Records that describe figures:
______
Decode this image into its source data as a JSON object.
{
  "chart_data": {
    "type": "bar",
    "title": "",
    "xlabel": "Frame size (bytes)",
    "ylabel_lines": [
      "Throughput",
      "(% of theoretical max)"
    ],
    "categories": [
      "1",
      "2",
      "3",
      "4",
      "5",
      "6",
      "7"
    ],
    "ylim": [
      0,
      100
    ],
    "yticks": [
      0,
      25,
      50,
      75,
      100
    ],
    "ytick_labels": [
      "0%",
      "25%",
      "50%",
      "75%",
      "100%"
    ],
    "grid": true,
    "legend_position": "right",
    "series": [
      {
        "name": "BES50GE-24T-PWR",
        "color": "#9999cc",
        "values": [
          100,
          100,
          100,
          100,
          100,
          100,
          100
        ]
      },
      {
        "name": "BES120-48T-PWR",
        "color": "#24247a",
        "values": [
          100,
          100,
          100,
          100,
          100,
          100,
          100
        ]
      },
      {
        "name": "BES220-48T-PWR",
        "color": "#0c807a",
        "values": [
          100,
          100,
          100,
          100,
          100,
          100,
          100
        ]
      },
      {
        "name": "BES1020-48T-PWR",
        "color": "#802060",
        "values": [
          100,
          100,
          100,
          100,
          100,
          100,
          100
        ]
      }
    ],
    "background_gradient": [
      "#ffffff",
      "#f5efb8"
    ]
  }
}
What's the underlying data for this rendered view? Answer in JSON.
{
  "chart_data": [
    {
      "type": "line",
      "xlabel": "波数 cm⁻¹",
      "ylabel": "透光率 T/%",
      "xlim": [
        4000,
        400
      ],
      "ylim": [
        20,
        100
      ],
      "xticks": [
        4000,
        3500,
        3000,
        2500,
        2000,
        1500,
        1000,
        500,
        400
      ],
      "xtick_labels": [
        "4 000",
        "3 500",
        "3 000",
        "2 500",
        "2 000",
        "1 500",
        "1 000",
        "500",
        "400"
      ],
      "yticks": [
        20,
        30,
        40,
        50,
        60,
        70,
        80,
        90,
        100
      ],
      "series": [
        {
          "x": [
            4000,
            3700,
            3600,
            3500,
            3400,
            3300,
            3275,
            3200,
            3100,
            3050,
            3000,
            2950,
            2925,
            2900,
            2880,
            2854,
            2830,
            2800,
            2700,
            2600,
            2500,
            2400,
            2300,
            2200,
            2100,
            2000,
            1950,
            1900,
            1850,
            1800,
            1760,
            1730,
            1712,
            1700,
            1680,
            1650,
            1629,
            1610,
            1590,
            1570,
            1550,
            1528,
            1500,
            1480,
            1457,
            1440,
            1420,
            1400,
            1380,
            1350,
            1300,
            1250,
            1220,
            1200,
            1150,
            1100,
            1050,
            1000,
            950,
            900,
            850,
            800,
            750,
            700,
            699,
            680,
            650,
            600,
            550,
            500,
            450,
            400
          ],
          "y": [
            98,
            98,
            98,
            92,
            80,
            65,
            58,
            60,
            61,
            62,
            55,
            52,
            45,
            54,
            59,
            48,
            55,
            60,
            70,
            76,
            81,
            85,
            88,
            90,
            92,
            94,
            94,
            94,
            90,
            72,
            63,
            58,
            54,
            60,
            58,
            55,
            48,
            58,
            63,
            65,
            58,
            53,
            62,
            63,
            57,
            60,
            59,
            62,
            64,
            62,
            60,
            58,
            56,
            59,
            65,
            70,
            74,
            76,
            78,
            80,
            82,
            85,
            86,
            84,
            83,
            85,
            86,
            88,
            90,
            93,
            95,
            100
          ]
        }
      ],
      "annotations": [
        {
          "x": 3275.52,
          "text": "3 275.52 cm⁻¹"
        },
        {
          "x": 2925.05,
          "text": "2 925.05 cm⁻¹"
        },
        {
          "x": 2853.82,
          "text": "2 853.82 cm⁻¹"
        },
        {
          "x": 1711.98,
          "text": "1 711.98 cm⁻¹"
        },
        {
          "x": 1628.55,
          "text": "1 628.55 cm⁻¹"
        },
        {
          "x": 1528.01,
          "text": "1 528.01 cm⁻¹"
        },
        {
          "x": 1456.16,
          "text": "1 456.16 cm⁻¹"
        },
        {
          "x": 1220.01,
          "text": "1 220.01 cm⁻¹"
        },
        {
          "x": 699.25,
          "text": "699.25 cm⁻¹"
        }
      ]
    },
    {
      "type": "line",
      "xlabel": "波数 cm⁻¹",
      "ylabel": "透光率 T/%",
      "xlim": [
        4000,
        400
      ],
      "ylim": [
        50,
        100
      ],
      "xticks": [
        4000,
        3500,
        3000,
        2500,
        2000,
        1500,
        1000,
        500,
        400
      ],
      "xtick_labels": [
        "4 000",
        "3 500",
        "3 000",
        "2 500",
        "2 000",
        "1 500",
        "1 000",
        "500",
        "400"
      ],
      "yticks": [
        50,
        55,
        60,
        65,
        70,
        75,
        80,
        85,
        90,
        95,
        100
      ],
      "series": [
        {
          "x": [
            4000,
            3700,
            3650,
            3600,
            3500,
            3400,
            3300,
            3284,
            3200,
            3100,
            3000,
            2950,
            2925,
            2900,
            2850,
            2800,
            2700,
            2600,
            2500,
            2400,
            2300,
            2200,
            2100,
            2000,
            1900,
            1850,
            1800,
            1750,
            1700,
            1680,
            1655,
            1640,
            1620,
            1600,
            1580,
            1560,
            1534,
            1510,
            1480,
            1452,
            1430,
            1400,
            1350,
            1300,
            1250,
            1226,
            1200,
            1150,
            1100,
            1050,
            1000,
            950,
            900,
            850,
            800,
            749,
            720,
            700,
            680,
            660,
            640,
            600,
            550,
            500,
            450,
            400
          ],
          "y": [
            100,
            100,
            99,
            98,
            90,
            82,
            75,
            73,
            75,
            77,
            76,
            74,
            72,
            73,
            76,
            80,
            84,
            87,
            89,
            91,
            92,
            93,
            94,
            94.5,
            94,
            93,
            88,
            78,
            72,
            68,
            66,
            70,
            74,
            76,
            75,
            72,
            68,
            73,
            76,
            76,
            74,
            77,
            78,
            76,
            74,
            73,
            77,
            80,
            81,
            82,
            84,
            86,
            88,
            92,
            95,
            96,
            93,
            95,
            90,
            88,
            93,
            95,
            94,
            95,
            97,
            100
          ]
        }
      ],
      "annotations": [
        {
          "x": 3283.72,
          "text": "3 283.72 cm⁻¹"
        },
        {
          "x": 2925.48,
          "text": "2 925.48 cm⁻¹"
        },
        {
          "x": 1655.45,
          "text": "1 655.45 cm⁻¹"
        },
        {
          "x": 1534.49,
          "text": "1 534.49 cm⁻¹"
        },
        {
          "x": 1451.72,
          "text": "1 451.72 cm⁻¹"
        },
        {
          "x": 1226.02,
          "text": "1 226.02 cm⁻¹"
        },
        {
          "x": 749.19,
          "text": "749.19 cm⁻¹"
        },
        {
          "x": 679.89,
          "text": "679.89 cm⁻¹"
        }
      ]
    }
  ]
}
______
#### Written instruction:
The records above should be duplicated in full, exactly as given.

#### Written answer:
Decode this image into its source data as a JSON object.
{
  "chart_data": {
    "type": "bar",
    "title": "",
    "xlabel": "Frame size (bytes)",
    "ylabel_lines": [
      "Throughput",
      "(% of theoretical max)"
    ],
    "categories": [
      "1",
      "2",
      "3",
      "4",
      "5",
      "6",
      "7"
    ],
    "ylim": [
      0,
      100
    ],
    "yticks": [
      0,
      25,
      50,
      75,
      100
    ],
    "ytick_labels": [
      "0%",
      "25%",
      "50%",
      "75%",
      "100%"
    ],
    "grid": true,
    "legend_position": "right",
    "series": [
      {
        "name": "BES50GE-24T-PWR",
        "color": "#9999cc",
        "values": [
          100,
          100,
          100,
          100,
          100,
          100,
          100
        ]
      },
      {
        "name": "BES120-48T-PWR",
        "color": "#24247a",
        "values": [
          100,
          100,
          100,
          100,
          100,
          100,
          100
        ]
      },
      {
        "name": "BES220-48T-PWR",
        "color": "#0c807a",
        "values": [
          100,
          100,
          100,
          100,
          100,
          100,
          100
        ]
      },
      {
        "name": "BES1020-48T-PWR",
        "color": "#802060",
        "values": [
          100,
          100,
          100,
          100,
          100,
          100,
          100
        ]
      }
    ],
    "background_gradient": [
      "#ffffff",
      "#f5efb8"
    ]
  }
}
What's the underlying data for this rendered view? Answer in JSON.
{
  "chart_data": [
    {
      "type": "line",
      "xlabel": "波数 cm⁻¹",
      "ylabel": "透光率 T/%",
      "xlim": [
        4000,
        400
      ],
      "ylim": [
        20,
        100
      ],
      "xticks": [
        4000,
        3500,
        3000,
        2500,
        2000,
        1500,
        1000,
        500,
        400
      ],
      "xtick_labels": [
        "4 000",
        "3 500",
        "3 000",
        "2 500",
        "2 000",
        "1 500",
        "1 000",
        "500",
        "400"
      ],
      "yticks": [
        20,
        30,
        40,
        50,
        60,
        70,
        80,
        90,
        100
      ],
      "series": [
        {
          "x": [
            4000,
            3700,
            3600,
            3500,
            3400,
            3300,
            3275,
            3200,
            3100,
            3050,
            3000,
            2950,
            2925,
            2900,
            2880,
            2854,
            2830,
            2800,
            2700,
            2600,
            2500,
            2400,
            2300,
            2200,
            2100,
            2000,
            1950,
            1900,
            1850,
            1800,
            1760,
            1730,
            1712,
            1700,
            1680,
            1650,
            1629,
            1610,
            1590,
            1570,
            1550,
            1528,
            1500,
            1480,
            1457,
            1440,
            1420,
            1400,
            1380,
            1350,
            1300,
            1250,
            1220,
            1200,
            1150,
            1100,
            1050,
            1000,
            950,
            900,
            850,
            800,
            750,
            700,
            699,
            680,
            650,
            600,
            550,
            500,
            450,
            400
          ],
          "y": [
            98,
            98,
            98,
            92,
            80,
            65,
            58,
            60,
            61,
            62,
            55,
            52,
            45,
            54,
            59,
            48,
            55,
            60,
            70,
            76,
            81,
            85,
            88,
            90,
            92,
            94,
            94,
            94,
            90,
            72,
            63,
            58,
            54,
            60,
            58,
            55,
            48,
            58,
            63,
            65,
            58,
            53,
            62,
            63,
            57,
            60,
            59,
            62,
            64,
            62,
            60,
            58,
            56,
            59,
            65,
            70,
            74,
            76,
            78,
            80,
            82,
            85,
            86,
            84,
            83,
            85,
            86,
            88,
            90,
            93,
            95,
            100
          ]
        }
      ],
      "annotations": [
        {
          "x": 3275.52,
          "text": "3 275.52 cm⁻¹"
        },
        {
          "x": 2925.05,
          "text": "2 925.05 cm⁻¹"
        },
        {
          "x": 2853.82,
          "text": "2 853.82 cm⁻¹"
        },
        {
          "x": 1711.98,
          "text": "1 711.98 cm⁻¹"
        },
        {
          "x": 1628.55,
          "text": "1 628.55 cm⁻¹"
        },
        {
          "x": 1528.01,
          "text": "1 528.01 cm⁻¹"
        },
        {
          "x": 1456.16,
          "text": "1 456.16 cm⁻¹"
        },
        {
          "x": 1220.01,
          "text": "1 220.01 cm⁻¹"
        },
        {
          "x": 699.25,
          "text": "699.25 cm⁻¹"
        }
      ]
    },
    {
      "type": "line",
      "xlabel": "波数 cm⁻¹",
      "ylabel": "透光率 T/%",
      "xlim": [
        4000,
        400
      ],
      "ylim": [
        50,
        100
      ],
      "xticks": [
        4000,
        3500,
        3000,
        2500,
        2000,
        1500,
        1000,
        500,
        400
      ],
      "xtick_labels": [
        "4 000",
        "3 500",
        "3 000",
        "2 500",
        "2 000",
        "1 500",
        "1 000",
        "500",
        "400"
      ],
      "yticks": [
        50,
        55,
        60,
        65,
        70,
        75,
        80,
        85,
        90,
        95,
        100
      ],
      "series": [
        {
          "x": [
            4000,
            3700,
            3650,
            3600,
            3500,
            3400,
            3300,
            3284,
            3200,
            3100,
            3000,
            2950,
            2925,
            2900,
            2850,
            2800,
            2700,
            2600,
            2500,
            2400,
            2300,
            2200,
            2100,
            2000,
            1900,
            1850,
            1800,
            1750,
            1700,
            1680,
            1655,
            1640,
            1620,
            1600,
            1580,
            1560,
            1534,
            1510,
            1480,
            1452,
            1430,
            1400,
            1350,
            1300,
            1250,
            1226,
            1200,
            1150,
            1100,
            1050,
            1000,
            950,
            900,
            850,
            800,
            749,
            720,
            700,
            680,
            660,
            640,
            600,
            550,
            500,
            450,
            400
          ],
          "y": [
            100,
            100,
            99,
            98,
            90,
            82,
            75,
            73,
            75,
            77,
            76,
            74,
            72,
            73,
            76,
            80,
            84,
            87,
            89,
            91,
            92,
            93,
            94,
            94.5,
            94,
            93,
            88,
            78,
            72,
            68,
            66,
            70,
            74,
            76,
            75,
            72,
            68,
            73,
            76,
            76,
            74,
            77,
            78,
            76,
            74,
            73,
            77,
            80,
            81,
            82,
            84,
            86,
            88,
            92,
            95,
            96,
            93,
            95,
            90,
            88,
            93,
            95,
            94,
            95,
            97,
            100
          ]
        }
      ],
      "annotations": [
        {
          "x": 3283.72,
          "text": "3 283.72 cm⁻¹"
        },
        {
          "x": 2925.48,
          "text": "2 925.48 cm⁻¹"
        },
        {
          "x": 1655.45,
          "text": "1 655.45 cm⁻¹"
        },
        {
          "x": 1534.49,
          "text": "1 534.49 cm⁻¹"
        },
        {
          "x": 1451.72,
          "text": "1 451.72 cm⁻¹"
        },
        {
          "x": 1226.02,
          "text": "1 226.02 cm⁻¹"
        },
        {
          "x": 749.19,
          "text": "749.19 cm⁻¹"
        },
        {
          "x": 679.89,
          "text": "679.89 cm⁻¹"
        }
      ]
    }
  ]
}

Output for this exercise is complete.